** start Article **
But back to the college interview. I’ve always been good at socializing with people (if that can even be counted as something one can be “good” at), so I found it rather unnecessary to prepare for something I can do so naturally. Most of my interviews mimicked a conversation I would have with a friend; they were all very organic and spontaneous. Thus, I found myself talking excessively about the things I loved, and barely mentioning the staples of my application, such as how I had researched for two summers straight and how I had taken a good number of advanced math and science courses. It wasn’t until one of the alumni interviewers had actually called me out on my obvious attraction to the more creative disciplines when I realized that I had been chasing after the wrong things for my whole entire high school career.

I had spent summers enslaving myself for 40 hours a week, doing scientific research at the expense of attending writing camps or even just simply reading in my backyard. I took AP Calc in junior year, the busiest year of my life, despite knowing that I wouldn’t want to do the homework. I took AP Chemistry this year instead of taking creative writing classes. But I don’t regret any of it. I learned a lot about science and math, I learned a lot about people, and I learned a lot about myself. Without those experiences, I wouldn’t have realized that some people truly have this indescribable zeal for science and math that I will never understand nor possess. Those people almost acted as a foil to me; the more passionate STEM nerds I saw, the more I desired to feel that sort of passion for something.

Those people almost acted as a foil to me; the more passionate STEM nerds I saw, the more I desired to feel that sort of passion for something.

So I started to feel less guilty about my inherent love for the humanities, because I knew in my heart that there was some other person in the world–a math whiz who loved doing physics problems and was genuinely fascinated by the natural world or a chem god who loved lab experiments–who would compensate for my lackluster STEM capabilities.
** end Article **
● Given exercise 1
In the records, begin at the line that has "534, 554, 544]" and stop after the final line. Rewrite those lines, substituting "bullet-marker" for "bullet-icon" and changing nothing else.
The essay and the records are unrelated material.
** start Task data **
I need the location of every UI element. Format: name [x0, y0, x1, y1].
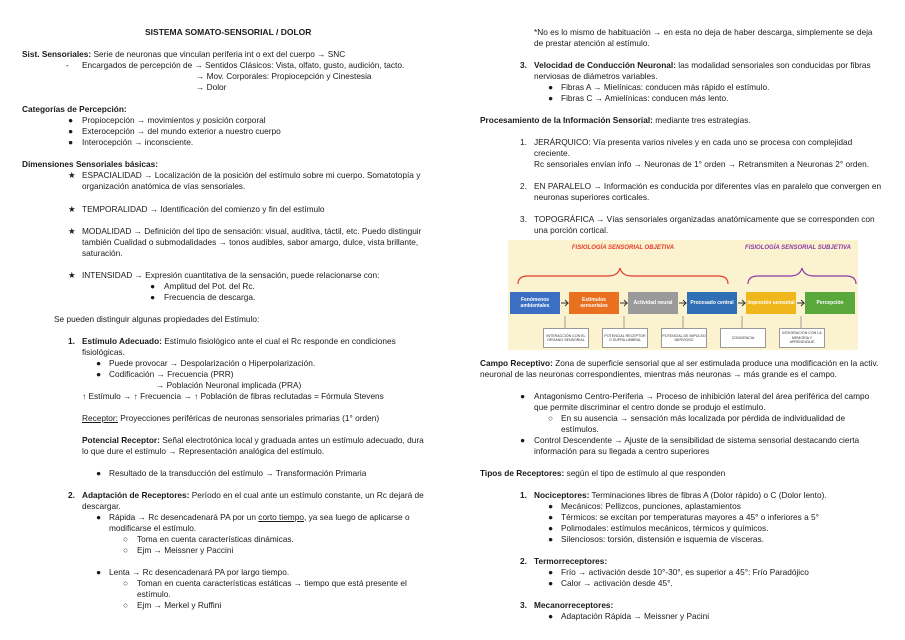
bullet-icon: ●	[548, 534, 554, 544]
bullet-icon: ●	[96, 468, 102, 478]
noci-item: Térmicos: se excitan por temperaturas mayores a 45° o inferiores a 5°	[561, 512, 819, 522]
fibra-item: Fibras C → Amielínicas: conducen más lento.	[561, 93, 729, 103]
habituacion-note: *No es lo mismo de habituación → en esta no deja de haber descarga, simplemente se deja de prestar atención al estímulo.	[534, 27, 873, 48]
mecano-item: Adaptación Rápida → Meissner y Pacini	[561, 611, 710, 621]
bullet-icon: ●	[96, 512, 102, 522]
modalidad-text: MODALIDAD → Definición del tipo de sensación: visual, auditiva, táctil, etc. Puedo distinguir también Cualidad o submodalidades → tonos audibles, sabor amargo, dulce, vista brillante, saturación.	[82, 226, 422, 258]
substep-box: POTENCIAL DE IMPULSO NERVIOSO	[661, 328, 707, 348]
intensidad-text: INTENSIDAD → Expresión cuantitativa de la sensación, puede relacionarse con:	[82, 270, 380, 280]
poblacion-text: → Población Neuronal implicada (PRA)	[156, 380, 302, 390]
encargados-text: Encargados de percepción de → Sentidos Clásicos: Vista, olfato, gusto, audición, tacto.	[82, 60, 405, 70]
list-number: 3.	[520, 600, 527, 610]
bullet-icon: ●	[68, 115, 74, 125]
substep-box: CONCIENCIA	[720, 328, 766, 348]
noci-item: Silenciosos: torsión, distensión e isquemia de vísceras.	[561, 534, 764, 544]
control-descendente: Control Descendente → Ajuste de la sensibilidad de sistema sensorial destacando cierta información para su llegada a centro superiores	[534, 435, 860, 456]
** end Task data **
● Given exercise 2
Resume the essay about college interviews and choosing between STEM and the humanities, writing the paragraph that would follow its last sentence.

● Task answer 1
bullet-marker: ●	[548, 534, 554, 544]
bullet-marker: ●	[96, 468, 102, 478]
noci-item: Térmicos: se excitan por temperaturas mayores a 45° o inferiores a 5°	[561, 512, 819, 522]
fibra-item: Fibras C → Amielínicas: conducen más lento.	[561, 93, 729, 103]
habituacion-note: *No es lo mismo de habituación → en esta no deja de haber descarga, simplemente se deja de prestar atención al estímulo.	[534, 27, 873, 48]
mecano-item: Adaptación Rápida → Meissner y Pacini	[561, 611, 710, 621]
bullet-marker: ●	[96, 512, 102, 522]
modalidad-text: MODALIDAD → Definición del tipo de sensación: visual, auditiva, táctil, etc. Puedo distinguir también Cualidad o submodalidades → tonos audibles, sabor amargo, dulce, vista brillante, saturación.	[82, 226, 422, 258]
substep-box: POTENCIAL DE IMPULSO NERVIOSO	[661, 328, 707, 348]
intensidad-text: INTENSIDAD → Expresión cuantitativa de la sensación, puede relacionarse con:	[82, 270, 380, 280]
poblacion-text: → Población Neuronal implicada (PRA)	[156, 380, 302, 390]
encargados-text: Encargados de percepción de → Sentidos Clásicos: Vista, olfato, gusto, audición, tacto.	[82, 60, 405, 70]
list-number: 3.	[520, 600, 527, 610]
bullet-marker: ●	[68, 115, 74, 125]
substep-box: CONCIENCIA	[720, 328, 766, 348]
noci-item: Silenciosos: torsión, distensión e isquemia de vísceras.	[561, 534, 764, 544]
control-descendente: Control Descendente → Ajuste de la sensibilidad de sistema sensorial destacando cierta información para su llegada a centro superiores	[534, 435, 860, 456]

● Task answer 2
Still, it’s important to factor reality into your decisions. You should still try to get a well-rounded education rather than specialize too quickly. There’s a reason why every teenager in America is taught some sort of science, social studies, math, and language arts course. Different disciplines teach us to not only think in different ways but also help us to become more open-minded in general. But just because you should or have to take these courses, it doesn’t mean you should push yourself to the very brink of your abilities, because you will crash and burn. Take it from someone who has learned that the hard way.

So maybe if you hate spending an hour a day doing math problems, you should take Honors or Academic Calculus rather than AP, or if you find yourself resorting to SparkNotes the day before a reading assessment, you should take an Honors or Academic English instead of AP.

And remember that, at the end of the day, it is yourself that you are trying to please. Your teachers, friends, and even parents have their own lives that they are living for. You should be and are in control of your own life. Do the things that make YOU happy, because if we live in a world filled with apathetic people performing poorly in the careers they hate, what kind of world would that be?